### What is being asked
Give every line of the data again, unchanged, but with no pictures.

### Listing
_ _ _ _

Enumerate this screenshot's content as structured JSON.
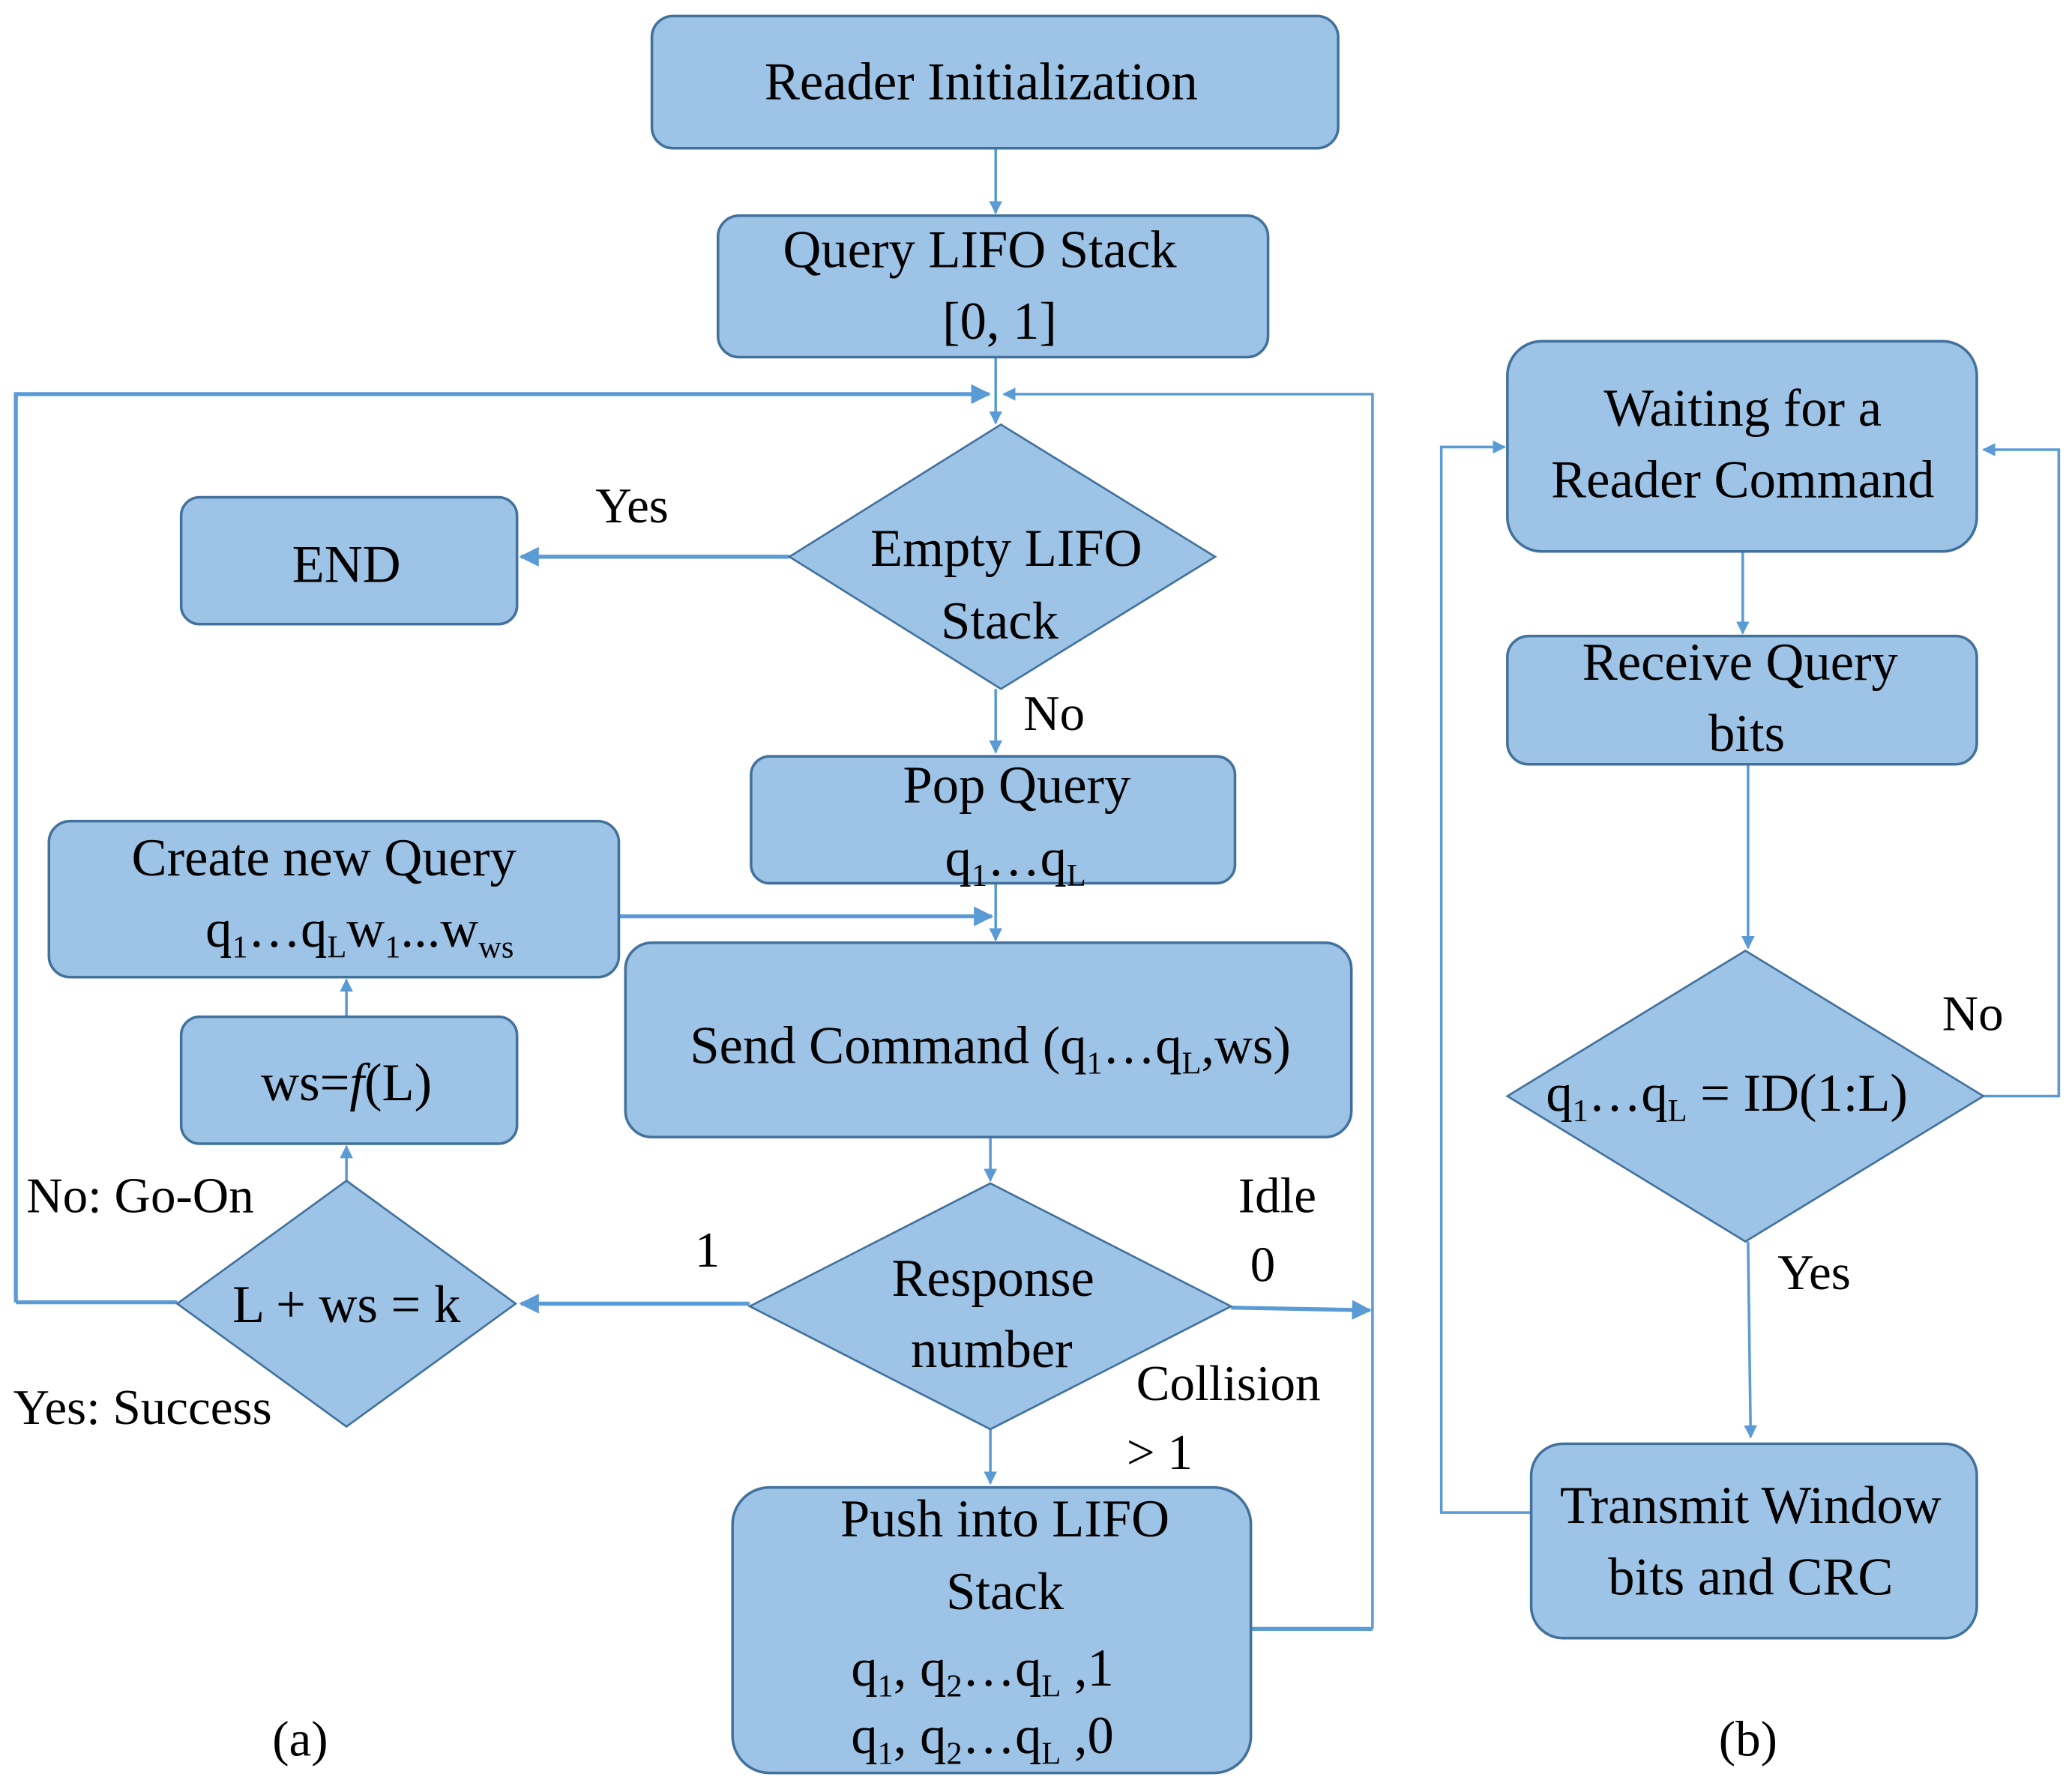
{
  "figure": {
    "panel_a_caption": "(a)",
    "panel_b_caption": "(b)",
    "colors": {
      "node_fill": "#9DC3E6",
      "node_border": "#41719C",
      "connector": "#5B9BD5",
      "text": "#000000",
      "background": "#FFFFFF"
    }
  },
  "panel_a": {
    "nodes": {
      "reader_init": {
        "type": "process",
        "lines": [
          "Reader Initialization"
        ]
      },
      "query_stack": {
        "type": "process",
        "lines": [
          "Query LIFO Stack",
          "[0, 1]"
        ]
      },
      "empty_stack": {
        "type": "decision",
        "lines": [
          "Empty LIFO",
          "Stack"
        ]
      },
      "end": {
        "type": "terminal",
        "lines": [
          "END"
        ]
      },
      "pop_query": {
        "type": "process",
        "lines": [
          "Pop Query"
        ],
        "formula": {
          "q": "q",
          "sub1": "1",
          "dots": "…",
          "subL": "L"
        }
      },
      "create_query": {
        "type": "process",
        "lines": [
          "Create new Query"
        ],
        "formula": {
          "q": "q",
          "sub1": "1",
          "dots": "…",
          "subL": "L",
          "w": "w",
          "dots2": "...",
          "subws": "ws"
        }
      },
      "send_command": {
        "type": "process",
        "prefix": "Send Command (",
        "q": "q",
        "sub1": "1",
        "dots": "…",
        "subL": "L",
        "suffix": ",ws)"
      },
      "ws_func": {
        "type": "process",
        "left": "ws=",
        "func": "f",
        "right": "(L)"
      },
      "check_k": {
        "type": "decision",
        "lines": [
          "L + ws = k"
        ]
      },
      "response": {
        "type": "decision",
        "lines": [
          "Response",
          "number"
        ]
      },
      "push_stack": {
        "type": "process",
        "lines": [
          "Push into LIFO",
          "Stack"
        ],
        "entries": [
          {
            "q": "q",
            "sub1": "1",
            "sep": ", ",
            "sub2": "2",
            "dots": "…",
            "subL": "L",
            "suffix": " ,1"
          },
          {
            "q": "q",
            "sub1": "1",
            "sep": ", ",
            "sub2": "2",
            "dots": "…",
            "subL": "L",
            "suffix": " ,0"
          }
        ]
      }
    },
    "edge_labels": {
      "yes_end": "Yes",
      "no_pop": "No",
      "one": "1",
      "idle": "Idle",
      "zero": "0",
      "collision": "Collision",
      "gt_one": "> 1",
      "no_go_on": "No: Go-On",
      "yes_success": "Yes: Success"
    }
  },
  "panel_b": {
    "nodes": {
      "waiting": {
        "type": "process",
        "lines": [
          "Waiting for a",
          "Reader Command"
        ]
      },
      "receive": {
        "type": "process",
        "lines": [
          "Receive Query",
          "bits"
        ]
      },
      "compare": {
        "type": "decision",
        "q": "q",
        "sub1": "1",
        "dots": "…",
        "subL": "L",
        "rhs": " = ID(1:L)"
      },
      "transmit": {
        "type": "process",
        "lines": [
          "Transmit Window",
          "bits and CRC"
        ]
      }
    },
    "edge_labels": {
      "no": "No",
      "yes": "Yes"
    }
  }
}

_ _ _ _

### Written answer
Enumerate this screenshot's content as structured JSON.
{
  "figure": {
    "panel_a_caption": "(a)",
    "panel_b_caption": "(b)",
    "colors": {
      "node_fill": "#9DC3E6",
      "node_border": "#41719C",
      "connector": "#5B9BD5",
      "text": "#000000",
      "background": "#FFFFFF"
    }
  },
  "panel_a": {
    "nodes": {
      "reader_init": {
        "type": "process",
        "lines": [
          "Reader Initialization"
        ]
      },
      "query_stack": {
        "type": "process",
        "lines": [
          "Query LIFO Stack",
          "[0, 1]"
        ]
      },
      "empty_stack": {
        "type": "decision",
        "lines": [
          "Empty LIFO",
          "Stack"
        ]
      },
      "end": {
        "type": "terminal",
        "lines": [
          "END"
        ]
      },
      "pop_query": {
        "type": "process",
        "lines": [
          "Pop Query"
        ],
        "formula": {
          "q": "q",
          "sub1": "1",
          "dots": "…",
          "subL": "L"
        }
      },
      "create_query": {
        "type": "process",
        "lines": [
          "Create new Query"
        ],
        "formula": {
          "q": "q",
          "sub1": "1",
          "dots": "…",
          "subL": "L",
          "w": "w",
          "dots2": "...",
          "subws": "ws"
        }
      },
      "send_command": {
        "type": "process",
        "prefix": "Send Command (",
        "q": "q",
        "sub1": "1",
        "dots": "…",
        "subL": "L",
        "suffix": ",ws)"
      },
      "ws_func": {
        "type": "process",
        "left": "ws=",
        "func": "f",
        "right": "(L)"
      },
      "check_k": {
        "type": "decision",
        "lines": [
          "L + ws = k"
        ]
      },
      "response": {
        "type": "decision",
        "lines": [
          "Response",
          "number"
        ]
      },
      "push_stack": {
        "type": "process",
        "lines": [
          "Push into LIFO",
          "Stack"
        ],
        "entries": [
          {
            "q": "q",
            "sub1": "1",
            "sep": ", ",
            "sub2": "2",
            "dots": "…",
            "subL": "L",
            "suffix": " ,1"
          },
          {
            "q": "q",
            "sub1": "1",
            "sep": ", ",
            "sub2": "2",
            "dots": "…",
            "subL": "L",
            "suffix": " ,0"
          }
        ]
      }
    },
    "edge_labels": {
      "yes_end": "Yes",
      "no_pop": "No",
      "one": "1",
      "idle": "Idle",
      "zero": "0",
      "collision": "Collision",
      "gt_one": "> 1",
      "no_go_on": "No: Go-On",
      "yes_success": "Yes: Success"
    }
  },
  "panel_b": {
    "nodes": {
      "waiting": {
        "type": "process",
        "lines": [
          "Waiting for a",
          "Reader Command"
        ]
      },
      "receive": {
        "type": "process",
        "lines": [
          "Receive Query",
          "bits"
        ]
      },
      "compare": {
        "type": "decision",
        "q": "q",
        "sub1": "1",
        "dots": "…",
        "subL": "L",
        "rhs": " = ID(1:L)"
      },
      "transmit": {
        "type": "process",
        "lines": [
          "Transmit Window",
          "bits and CRC"
        ]
      }
    },
    "edge_labels": {
      "no": "No",
      "yes": "Yes"
    }
  }
}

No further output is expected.